►
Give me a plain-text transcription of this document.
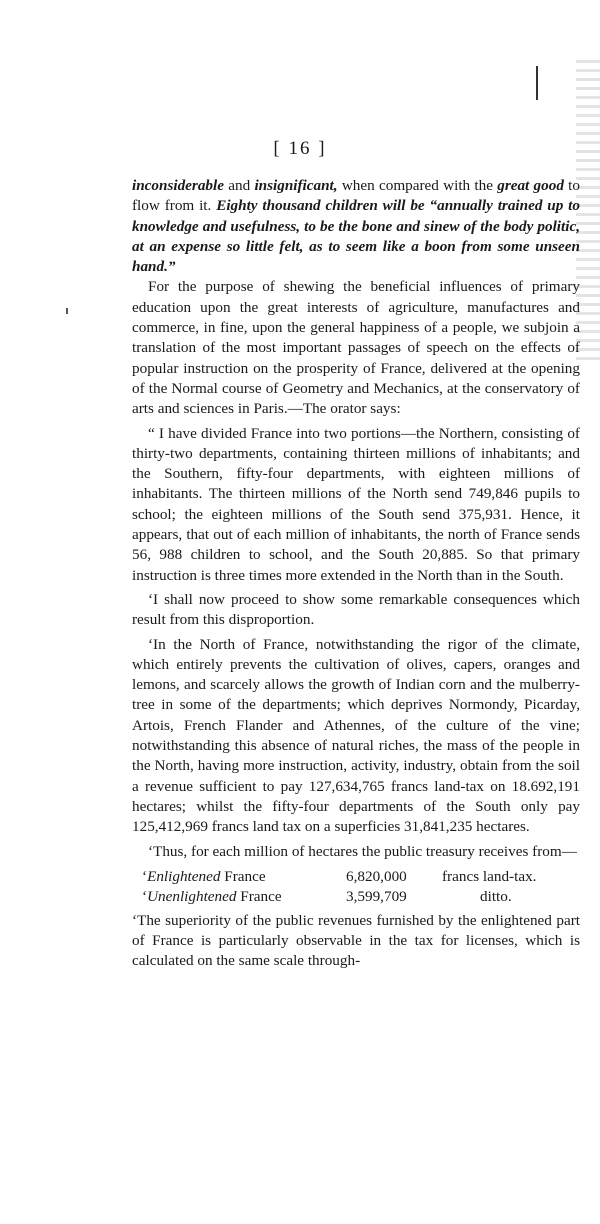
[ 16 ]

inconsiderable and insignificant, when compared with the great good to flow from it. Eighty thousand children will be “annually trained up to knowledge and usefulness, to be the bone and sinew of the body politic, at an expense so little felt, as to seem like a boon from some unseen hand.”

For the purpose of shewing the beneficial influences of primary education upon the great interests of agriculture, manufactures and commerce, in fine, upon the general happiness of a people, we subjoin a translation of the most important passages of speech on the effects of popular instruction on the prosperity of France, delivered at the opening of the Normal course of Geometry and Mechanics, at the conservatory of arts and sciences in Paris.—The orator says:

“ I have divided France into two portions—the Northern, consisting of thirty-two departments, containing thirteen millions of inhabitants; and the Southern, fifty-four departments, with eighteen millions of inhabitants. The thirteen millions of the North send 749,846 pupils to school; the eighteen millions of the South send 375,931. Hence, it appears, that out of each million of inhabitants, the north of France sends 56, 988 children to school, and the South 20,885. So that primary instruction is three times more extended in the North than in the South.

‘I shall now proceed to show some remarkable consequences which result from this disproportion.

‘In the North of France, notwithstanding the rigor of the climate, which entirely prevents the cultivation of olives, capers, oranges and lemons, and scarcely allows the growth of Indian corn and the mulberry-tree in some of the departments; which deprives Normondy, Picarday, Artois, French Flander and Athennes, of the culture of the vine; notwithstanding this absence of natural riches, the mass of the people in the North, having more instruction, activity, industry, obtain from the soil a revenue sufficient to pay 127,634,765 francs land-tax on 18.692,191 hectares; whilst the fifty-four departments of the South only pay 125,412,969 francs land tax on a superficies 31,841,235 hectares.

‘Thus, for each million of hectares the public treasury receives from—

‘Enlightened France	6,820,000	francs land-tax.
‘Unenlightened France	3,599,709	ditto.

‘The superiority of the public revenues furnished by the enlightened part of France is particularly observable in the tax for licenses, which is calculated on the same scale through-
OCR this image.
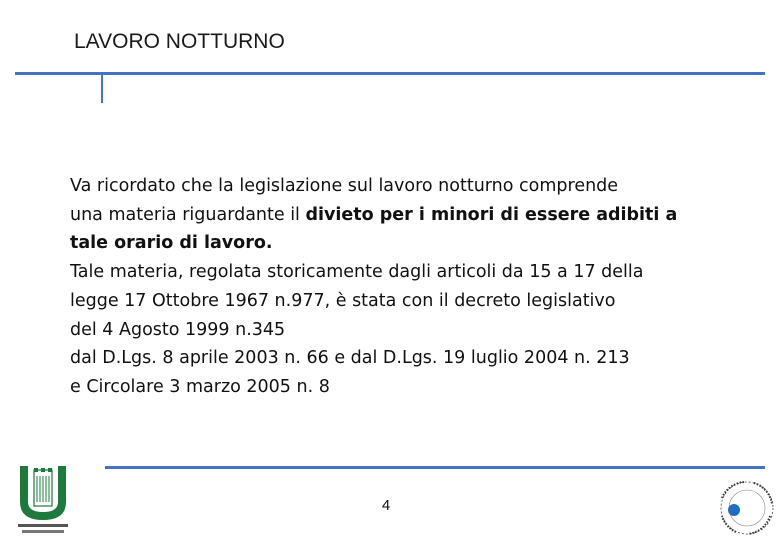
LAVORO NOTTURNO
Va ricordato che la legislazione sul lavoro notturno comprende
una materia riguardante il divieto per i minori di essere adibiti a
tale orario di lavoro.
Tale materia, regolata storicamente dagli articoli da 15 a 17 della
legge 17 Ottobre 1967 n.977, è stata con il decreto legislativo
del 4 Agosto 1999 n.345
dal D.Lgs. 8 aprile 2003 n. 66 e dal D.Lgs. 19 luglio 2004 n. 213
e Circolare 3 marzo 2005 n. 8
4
◄
Omit each picture, then return all of the listing exactly as it stands.

Solution for this exercise:
Give me a plain-text transcription of this document.
[ 16 ]

inconsiderable and insignificant, when compared with the great good to flow from it. Eighty thousand children will be “annually trained up to knowledge and usefulness, to be the bone and sinew of the body politic, at an expense so little felt, as to seem like a boon from some unseen hand.”

For the purpose of shewing the beneficial influences of primary education upon the great interests of agriculture, manufactures and commerce, in fine, upon the general happiness of a people, we subjoin a translation of the most important passages of speech on the effects of popular instruction on the prosperity of France, delivered at the opening of the Normal course of Geometry and Mechanics, at the conservatory of arts and sciences in Paris.—The orator says:

“ I have divided France into two portions—the Northern, consisting of thirty-two departments, containing thirteen millions of inhabitants; and the Southern, fifty-four departments, with eighteen millions of inhabitants. The thirteen millions of the North send 749,846 pupils to school; the eighteen millions of the South send 375,931. Hence, it appears, that out of each million of inhabitants, the north of France sends 56, 988 children to school, and the South 20,885. So that primary instruction is three times more extended in the North than in the South.

‘I shall now proceed to show some remarkable consequences which result from this disproportion.

‘In the North of France, notwithstanding the rigor of the climate, which entirely prevents the cultivation of olives, capers, oranges and lemons, and scarcely allows the growth of Indian corn and the mulberry-tree in some of the departments; which deprives Normondy, Picarday, Artois, French Flander and Athennes, of the culture of the vine; notwithstanding this absence of natural riches, the mass of the people in the North, having more instruction, activity, industry, obtain from the soil a revenue sufficient to pay 127,634,765 francs land-tax on 18.692,191 hectares; whilst the fifty-four departments of the South only pay 125,412,969 francs land tax on a superficies 31,841,235 hectares.

‘Thus, for each million of hectares the public treasury receives from—

‘Enlightened France	6,820,000	francs land-tax.
‘Unenlightened France	3,599,709	ditto.

‘The superiority of the public revenues furnished by the enlightened part of France is particularly observable in the tax for licenses, which is calculated on the same scale through-
OCR this image.
LAVORO NOTTURNO
Va ricordato che la legislazione sul lavoro notturno comprende
una materia riguardante il divieto per i minori di essere adibiti a
tale orario di lavoro.
Tale materia, regolata storicamente dagli articoli da 15 a 17 della
legge 17 Ottobre 1967 n.977, è stata con il decreto legislativo
del 4 Agosto 1999 n.345
dal D.Lgs. 8 aprile 2003 n. 66 e dal D.Lgs. 19 luglio 2004 n. 213
e Circolare 3 marzo 2005 n. 8
4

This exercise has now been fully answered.